PROBLEM DESCRIPTION. Filter the entries below, keeping every line that has the word "your".

********************

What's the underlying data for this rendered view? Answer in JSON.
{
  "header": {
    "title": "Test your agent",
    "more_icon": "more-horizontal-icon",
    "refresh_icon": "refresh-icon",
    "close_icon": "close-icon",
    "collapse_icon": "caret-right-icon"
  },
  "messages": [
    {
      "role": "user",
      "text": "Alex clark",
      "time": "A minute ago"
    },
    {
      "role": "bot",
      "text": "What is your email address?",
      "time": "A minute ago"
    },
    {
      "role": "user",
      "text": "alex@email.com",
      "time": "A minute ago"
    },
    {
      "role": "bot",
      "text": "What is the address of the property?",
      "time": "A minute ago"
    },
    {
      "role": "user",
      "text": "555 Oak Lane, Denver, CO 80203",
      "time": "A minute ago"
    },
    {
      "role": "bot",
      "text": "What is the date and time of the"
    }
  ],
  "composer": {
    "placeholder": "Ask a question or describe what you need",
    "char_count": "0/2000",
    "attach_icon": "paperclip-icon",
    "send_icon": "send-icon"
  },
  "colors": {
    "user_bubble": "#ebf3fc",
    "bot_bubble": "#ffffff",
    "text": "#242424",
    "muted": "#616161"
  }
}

********************

WRITTEN RESPONSE.
    "title": "Test your agent",
      "text": "What is your email address?",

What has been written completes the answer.